++++ Available data ++++

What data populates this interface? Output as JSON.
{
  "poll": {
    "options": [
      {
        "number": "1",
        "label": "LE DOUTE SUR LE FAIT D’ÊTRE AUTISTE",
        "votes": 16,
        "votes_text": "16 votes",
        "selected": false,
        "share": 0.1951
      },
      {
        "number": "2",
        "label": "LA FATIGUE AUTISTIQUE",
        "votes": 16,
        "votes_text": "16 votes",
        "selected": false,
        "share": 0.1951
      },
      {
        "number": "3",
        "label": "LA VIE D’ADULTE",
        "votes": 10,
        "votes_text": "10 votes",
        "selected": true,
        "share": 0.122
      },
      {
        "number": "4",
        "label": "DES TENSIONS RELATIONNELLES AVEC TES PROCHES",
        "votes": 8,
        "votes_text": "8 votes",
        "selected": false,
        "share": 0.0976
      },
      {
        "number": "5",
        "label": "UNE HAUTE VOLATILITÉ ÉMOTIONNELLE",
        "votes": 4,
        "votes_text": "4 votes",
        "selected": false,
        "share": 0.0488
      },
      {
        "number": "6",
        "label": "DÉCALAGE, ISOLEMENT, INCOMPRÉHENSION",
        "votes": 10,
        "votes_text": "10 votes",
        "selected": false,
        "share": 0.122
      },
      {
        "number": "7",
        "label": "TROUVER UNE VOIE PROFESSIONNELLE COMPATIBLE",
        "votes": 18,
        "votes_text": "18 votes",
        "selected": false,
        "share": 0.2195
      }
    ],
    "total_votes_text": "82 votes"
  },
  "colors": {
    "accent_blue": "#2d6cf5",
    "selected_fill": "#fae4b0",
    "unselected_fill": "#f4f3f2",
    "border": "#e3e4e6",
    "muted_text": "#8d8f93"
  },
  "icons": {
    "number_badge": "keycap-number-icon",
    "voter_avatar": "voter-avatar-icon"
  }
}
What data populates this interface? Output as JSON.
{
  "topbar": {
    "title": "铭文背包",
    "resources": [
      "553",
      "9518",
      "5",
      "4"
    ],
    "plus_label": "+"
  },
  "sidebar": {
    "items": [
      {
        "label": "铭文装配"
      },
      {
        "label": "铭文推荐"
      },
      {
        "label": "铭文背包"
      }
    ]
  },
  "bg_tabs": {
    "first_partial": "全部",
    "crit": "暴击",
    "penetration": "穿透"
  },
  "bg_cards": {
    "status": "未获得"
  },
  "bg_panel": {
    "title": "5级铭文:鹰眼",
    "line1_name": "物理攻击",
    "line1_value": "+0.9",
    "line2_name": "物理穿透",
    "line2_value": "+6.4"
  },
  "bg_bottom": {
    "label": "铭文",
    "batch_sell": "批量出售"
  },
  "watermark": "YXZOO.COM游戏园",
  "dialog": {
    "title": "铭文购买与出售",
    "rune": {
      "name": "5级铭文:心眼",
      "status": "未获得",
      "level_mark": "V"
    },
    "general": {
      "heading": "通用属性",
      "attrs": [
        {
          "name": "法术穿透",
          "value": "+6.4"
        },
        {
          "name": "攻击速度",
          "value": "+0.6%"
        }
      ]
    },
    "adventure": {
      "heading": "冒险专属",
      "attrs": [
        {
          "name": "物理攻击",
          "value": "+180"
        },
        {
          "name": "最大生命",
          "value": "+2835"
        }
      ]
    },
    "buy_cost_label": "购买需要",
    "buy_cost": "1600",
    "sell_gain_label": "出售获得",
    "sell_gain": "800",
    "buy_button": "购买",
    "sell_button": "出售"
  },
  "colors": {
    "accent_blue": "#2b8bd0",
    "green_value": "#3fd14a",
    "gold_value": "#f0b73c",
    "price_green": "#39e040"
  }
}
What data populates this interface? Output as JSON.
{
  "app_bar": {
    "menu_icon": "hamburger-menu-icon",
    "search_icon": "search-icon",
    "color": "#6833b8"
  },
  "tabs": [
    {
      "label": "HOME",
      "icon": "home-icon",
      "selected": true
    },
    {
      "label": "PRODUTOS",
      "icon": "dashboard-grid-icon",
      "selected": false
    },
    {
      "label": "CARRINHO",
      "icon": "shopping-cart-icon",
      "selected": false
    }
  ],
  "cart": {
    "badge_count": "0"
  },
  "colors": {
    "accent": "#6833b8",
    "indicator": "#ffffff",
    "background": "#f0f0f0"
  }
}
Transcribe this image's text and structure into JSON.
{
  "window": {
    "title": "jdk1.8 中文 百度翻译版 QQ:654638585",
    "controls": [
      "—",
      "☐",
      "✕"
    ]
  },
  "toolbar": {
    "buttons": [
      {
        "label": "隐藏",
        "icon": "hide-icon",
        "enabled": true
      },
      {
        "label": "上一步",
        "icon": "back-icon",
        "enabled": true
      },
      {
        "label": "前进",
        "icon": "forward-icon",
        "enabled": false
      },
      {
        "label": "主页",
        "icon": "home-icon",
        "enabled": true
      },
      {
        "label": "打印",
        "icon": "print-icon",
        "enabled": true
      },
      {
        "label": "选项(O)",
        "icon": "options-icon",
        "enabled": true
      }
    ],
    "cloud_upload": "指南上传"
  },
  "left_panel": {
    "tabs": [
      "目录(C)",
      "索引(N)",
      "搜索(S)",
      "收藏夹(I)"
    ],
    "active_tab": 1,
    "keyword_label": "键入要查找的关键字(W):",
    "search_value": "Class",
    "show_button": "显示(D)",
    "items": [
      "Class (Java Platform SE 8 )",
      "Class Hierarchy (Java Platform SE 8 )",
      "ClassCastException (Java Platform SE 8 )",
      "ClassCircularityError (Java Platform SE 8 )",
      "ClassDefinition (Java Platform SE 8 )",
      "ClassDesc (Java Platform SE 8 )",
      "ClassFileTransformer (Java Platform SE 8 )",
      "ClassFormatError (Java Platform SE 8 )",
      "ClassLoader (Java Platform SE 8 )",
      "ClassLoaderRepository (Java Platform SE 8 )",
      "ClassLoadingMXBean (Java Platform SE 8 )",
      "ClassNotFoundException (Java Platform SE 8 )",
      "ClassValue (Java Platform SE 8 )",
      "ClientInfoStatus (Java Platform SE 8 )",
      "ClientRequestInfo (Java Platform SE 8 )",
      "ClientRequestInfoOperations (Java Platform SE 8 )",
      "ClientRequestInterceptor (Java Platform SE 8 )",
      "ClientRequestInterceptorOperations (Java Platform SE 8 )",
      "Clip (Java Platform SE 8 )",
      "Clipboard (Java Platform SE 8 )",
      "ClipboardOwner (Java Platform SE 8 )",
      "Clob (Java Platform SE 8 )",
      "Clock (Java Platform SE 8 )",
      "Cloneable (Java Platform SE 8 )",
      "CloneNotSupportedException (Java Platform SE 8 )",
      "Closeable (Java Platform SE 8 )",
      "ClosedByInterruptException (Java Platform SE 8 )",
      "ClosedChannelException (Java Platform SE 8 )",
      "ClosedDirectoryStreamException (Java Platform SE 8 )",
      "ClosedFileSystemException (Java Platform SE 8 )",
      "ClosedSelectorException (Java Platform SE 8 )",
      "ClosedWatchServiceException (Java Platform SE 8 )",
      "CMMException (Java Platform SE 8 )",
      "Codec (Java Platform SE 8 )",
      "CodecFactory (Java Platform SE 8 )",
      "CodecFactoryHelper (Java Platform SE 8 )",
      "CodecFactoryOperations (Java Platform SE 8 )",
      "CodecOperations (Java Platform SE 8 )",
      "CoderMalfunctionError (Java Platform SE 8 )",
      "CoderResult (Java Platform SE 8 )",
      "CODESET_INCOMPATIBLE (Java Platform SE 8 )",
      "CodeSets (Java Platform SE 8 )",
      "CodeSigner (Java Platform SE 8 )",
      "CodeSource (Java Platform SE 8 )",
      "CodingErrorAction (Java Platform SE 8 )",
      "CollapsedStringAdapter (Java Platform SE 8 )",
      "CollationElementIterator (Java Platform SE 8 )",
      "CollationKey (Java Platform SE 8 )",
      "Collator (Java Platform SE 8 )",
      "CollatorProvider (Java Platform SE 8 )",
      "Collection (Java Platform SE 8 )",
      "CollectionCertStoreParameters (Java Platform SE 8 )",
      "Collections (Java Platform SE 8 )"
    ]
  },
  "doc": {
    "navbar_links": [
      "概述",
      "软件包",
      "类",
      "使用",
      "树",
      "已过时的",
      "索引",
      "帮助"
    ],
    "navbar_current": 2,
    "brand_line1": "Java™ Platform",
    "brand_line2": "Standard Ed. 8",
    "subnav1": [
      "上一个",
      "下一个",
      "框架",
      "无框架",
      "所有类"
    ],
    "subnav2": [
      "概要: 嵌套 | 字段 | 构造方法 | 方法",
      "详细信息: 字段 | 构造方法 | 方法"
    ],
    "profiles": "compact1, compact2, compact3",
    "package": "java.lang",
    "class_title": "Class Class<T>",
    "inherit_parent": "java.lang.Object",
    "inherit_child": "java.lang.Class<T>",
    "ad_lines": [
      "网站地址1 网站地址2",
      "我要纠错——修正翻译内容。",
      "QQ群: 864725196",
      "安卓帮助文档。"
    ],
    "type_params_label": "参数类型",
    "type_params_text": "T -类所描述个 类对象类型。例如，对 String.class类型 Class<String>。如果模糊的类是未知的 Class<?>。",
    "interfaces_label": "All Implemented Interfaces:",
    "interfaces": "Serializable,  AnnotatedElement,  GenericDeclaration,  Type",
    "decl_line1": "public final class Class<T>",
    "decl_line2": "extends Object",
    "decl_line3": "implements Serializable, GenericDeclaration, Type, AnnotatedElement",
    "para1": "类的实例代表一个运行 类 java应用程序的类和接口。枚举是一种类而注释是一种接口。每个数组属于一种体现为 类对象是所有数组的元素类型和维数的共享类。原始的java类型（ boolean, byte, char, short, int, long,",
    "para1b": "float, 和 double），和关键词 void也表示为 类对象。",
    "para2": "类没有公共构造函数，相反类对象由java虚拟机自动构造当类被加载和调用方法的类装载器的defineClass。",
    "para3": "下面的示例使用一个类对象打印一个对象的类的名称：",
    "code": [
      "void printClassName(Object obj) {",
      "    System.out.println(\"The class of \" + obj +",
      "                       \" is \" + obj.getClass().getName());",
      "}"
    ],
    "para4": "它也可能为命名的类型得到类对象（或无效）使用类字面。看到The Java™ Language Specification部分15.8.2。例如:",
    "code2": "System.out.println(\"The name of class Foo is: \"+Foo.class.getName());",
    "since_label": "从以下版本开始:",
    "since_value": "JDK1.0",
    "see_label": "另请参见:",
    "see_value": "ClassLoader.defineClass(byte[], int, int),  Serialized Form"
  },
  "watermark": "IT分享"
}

++++

# Task description
Across the data, tally the lines containing "AnnotatedElement" and give back the number alone.

# Full answer
2